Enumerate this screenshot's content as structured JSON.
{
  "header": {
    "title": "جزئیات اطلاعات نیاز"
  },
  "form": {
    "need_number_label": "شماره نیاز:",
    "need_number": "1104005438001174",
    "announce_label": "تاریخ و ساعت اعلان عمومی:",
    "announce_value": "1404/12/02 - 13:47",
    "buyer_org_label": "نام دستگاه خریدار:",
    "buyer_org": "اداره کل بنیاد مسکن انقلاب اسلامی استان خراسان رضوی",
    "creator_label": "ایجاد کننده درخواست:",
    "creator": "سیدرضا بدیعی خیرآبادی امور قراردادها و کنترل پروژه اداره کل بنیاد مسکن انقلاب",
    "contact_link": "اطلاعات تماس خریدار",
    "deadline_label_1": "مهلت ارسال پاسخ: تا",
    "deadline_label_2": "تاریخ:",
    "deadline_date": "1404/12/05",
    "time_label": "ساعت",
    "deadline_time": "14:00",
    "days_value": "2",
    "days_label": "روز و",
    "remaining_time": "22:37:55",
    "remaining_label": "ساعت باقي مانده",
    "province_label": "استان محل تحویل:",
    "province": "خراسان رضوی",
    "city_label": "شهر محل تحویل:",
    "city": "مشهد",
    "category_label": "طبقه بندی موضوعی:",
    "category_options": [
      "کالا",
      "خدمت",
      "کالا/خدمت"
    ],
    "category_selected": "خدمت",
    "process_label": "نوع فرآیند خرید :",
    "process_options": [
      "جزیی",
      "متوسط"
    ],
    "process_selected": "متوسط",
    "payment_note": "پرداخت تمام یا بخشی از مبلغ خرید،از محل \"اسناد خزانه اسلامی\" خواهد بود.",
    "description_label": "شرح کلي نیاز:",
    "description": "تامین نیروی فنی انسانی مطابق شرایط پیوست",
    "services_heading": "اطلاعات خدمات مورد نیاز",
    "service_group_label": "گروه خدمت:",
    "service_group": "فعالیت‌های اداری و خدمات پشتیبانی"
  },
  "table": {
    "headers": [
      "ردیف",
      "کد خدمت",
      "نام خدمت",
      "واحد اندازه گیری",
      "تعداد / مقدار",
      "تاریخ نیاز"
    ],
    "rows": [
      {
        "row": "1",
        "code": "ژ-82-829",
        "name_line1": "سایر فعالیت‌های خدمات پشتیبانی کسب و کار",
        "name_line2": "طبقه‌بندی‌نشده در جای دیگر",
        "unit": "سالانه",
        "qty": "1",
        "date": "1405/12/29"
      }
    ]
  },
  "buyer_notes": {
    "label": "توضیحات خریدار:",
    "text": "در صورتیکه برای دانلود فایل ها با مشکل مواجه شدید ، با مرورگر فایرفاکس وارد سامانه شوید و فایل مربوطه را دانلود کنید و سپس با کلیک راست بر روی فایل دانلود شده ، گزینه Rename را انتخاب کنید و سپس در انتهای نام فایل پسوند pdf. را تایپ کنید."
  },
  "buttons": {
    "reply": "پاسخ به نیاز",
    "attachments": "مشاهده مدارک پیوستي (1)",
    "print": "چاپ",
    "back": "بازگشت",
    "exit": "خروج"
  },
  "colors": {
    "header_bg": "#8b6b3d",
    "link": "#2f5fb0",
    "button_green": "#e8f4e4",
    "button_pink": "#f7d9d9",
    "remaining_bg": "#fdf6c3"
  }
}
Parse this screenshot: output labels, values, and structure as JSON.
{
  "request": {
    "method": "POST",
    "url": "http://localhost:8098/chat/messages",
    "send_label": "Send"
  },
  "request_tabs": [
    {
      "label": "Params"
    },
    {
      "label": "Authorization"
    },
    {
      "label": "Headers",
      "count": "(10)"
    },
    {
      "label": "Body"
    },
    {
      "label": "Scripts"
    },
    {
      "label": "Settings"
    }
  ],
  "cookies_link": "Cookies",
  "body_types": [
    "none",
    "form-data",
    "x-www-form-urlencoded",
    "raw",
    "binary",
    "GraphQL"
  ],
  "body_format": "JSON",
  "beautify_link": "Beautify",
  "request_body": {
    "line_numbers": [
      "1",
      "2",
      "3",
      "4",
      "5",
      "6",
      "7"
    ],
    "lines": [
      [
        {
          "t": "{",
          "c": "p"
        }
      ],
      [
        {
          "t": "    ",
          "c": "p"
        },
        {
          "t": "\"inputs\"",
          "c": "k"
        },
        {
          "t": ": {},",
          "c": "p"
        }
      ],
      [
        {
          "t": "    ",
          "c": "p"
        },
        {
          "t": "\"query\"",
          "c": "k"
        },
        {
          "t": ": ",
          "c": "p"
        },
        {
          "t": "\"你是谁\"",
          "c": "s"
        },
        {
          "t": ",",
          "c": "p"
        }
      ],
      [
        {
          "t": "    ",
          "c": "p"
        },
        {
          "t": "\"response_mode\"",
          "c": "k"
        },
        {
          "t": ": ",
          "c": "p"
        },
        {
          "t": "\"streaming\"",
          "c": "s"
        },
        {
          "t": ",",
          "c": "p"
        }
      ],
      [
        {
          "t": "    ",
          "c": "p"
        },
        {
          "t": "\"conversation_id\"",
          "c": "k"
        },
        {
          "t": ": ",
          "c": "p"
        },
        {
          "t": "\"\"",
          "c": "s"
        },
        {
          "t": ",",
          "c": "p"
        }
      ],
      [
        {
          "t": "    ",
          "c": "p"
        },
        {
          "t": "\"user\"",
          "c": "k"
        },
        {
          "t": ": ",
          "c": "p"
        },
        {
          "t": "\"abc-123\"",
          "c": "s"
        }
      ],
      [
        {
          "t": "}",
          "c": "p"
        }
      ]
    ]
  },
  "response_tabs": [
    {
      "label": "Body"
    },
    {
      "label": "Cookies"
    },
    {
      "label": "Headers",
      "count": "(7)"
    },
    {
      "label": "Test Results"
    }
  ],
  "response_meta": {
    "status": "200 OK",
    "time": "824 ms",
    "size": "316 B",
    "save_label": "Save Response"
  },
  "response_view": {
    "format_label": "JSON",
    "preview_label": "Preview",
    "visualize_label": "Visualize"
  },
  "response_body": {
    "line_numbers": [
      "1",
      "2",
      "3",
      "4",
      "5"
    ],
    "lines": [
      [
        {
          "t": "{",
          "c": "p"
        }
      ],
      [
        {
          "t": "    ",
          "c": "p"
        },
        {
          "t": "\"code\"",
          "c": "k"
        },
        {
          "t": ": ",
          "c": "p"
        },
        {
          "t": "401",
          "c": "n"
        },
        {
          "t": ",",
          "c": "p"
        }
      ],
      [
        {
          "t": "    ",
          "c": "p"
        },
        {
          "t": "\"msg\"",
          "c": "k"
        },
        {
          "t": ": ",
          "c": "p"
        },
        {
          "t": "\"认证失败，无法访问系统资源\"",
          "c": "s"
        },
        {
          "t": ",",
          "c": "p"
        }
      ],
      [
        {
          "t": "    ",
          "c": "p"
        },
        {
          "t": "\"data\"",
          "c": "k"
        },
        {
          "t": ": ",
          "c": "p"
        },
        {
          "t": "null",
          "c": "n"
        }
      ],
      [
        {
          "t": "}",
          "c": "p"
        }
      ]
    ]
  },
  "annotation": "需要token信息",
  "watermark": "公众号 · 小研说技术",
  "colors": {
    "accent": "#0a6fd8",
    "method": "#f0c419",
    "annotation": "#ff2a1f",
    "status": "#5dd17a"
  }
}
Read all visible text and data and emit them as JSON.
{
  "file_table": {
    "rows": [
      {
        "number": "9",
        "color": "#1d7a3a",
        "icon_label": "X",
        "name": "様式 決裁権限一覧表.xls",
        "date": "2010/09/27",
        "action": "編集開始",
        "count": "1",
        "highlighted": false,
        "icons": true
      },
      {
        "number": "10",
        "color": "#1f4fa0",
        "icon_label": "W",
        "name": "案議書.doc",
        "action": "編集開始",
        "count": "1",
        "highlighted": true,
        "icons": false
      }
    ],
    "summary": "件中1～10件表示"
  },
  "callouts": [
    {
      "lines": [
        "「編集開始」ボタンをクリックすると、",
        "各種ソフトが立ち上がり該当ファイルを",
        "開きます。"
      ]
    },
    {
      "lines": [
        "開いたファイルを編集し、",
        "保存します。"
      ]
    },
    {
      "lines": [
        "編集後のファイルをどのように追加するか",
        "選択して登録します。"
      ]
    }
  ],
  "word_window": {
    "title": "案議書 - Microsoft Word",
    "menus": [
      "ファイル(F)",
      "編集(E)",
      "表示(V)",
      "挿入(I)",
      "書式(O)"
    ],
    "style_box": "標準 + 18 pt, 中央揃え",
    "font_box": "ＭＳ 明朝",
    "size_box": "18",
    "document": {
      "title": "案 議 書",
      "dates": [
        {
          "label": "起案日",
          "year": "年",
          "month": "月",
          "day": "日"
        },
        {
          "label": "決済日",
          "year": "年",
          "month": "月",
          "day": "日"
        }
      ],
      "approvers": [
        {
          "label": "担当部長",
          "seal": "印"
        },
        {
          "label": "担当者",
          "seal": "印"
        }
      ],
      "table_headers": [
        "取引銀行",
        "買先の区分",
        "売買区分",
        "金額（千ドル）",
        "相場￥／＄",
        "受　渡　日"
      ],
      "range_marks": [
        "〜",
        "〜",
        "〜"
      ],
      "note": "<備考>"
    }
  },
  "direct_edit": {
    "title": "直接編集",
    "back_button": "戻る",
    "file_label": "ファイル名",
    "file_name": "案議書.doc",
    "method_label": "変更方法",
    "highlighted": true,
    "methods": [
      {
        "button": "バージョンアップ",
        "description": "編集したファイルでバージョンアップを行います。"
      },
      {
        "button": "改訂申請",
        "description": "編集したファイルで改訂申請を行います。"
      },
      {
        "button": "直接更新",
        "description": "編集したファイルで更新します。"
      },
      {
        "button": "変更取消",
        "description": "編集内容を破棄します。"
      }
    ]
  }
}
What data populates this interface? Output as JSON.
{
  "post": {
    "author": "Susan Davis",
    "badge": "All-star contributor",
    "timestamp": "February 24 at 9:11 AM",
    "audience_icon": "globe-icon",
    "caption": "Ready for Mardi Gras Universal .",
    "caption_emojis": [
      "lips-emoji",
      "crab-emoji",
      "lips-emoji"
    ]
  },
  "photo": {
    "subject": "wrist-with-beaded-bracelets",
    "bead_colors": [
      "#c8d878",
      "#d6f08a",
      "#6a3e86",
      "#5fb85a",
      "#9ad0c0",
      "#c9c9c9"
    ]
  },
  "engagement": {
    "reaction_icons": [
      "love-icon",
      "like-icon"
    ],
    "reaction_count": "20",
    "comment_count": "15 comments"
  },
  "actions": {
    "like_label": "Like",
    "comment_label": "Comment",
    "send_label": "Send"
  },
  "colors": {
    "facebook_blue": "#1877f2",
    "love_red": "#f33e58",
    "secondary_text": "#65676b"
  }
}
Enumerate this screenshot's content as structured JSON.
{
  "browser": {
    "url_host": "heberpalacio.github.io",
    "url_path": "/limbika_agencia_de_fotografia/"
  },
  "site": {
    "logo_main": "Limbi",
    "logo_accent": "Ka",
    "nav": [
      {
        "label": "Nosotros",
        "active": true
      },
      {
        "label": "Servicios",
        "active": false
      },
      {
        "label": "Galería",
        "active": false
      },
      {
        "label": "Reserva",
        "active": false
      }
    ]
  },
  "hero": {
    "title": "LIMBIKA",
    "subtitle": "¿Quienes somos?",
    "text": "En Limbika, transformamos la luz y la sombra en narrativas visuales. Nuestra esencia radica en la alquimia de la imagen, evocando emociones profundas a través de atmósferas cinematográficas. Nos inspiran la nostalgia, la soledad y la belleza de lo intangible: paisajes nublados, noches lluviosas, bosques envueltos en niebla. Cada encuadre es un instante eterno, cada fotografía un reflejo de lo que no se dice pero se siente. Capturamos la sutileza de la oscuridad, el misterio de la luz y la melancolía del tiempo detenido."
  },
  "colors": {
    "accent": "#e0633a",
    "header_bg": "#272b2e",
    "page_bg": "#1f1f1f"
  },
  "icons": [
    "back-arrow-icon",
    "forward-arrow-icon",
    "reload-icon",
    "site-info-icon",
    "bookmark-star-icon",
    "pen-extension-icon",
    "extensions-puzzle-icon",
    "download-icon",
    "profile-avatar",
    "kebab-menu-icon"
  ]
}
☆ ☆ ☆ ☆
◆ The problem: Report each line in the data that holds the word "this".

◆ Answer to the task:
Enumerate this screenshot's content as structured JSON.
Parse this screenshot: output labels, values, and structure as JSON.
What data populates this interface? Output as JSON.
Enumerate this screenshot's content as structured JSON.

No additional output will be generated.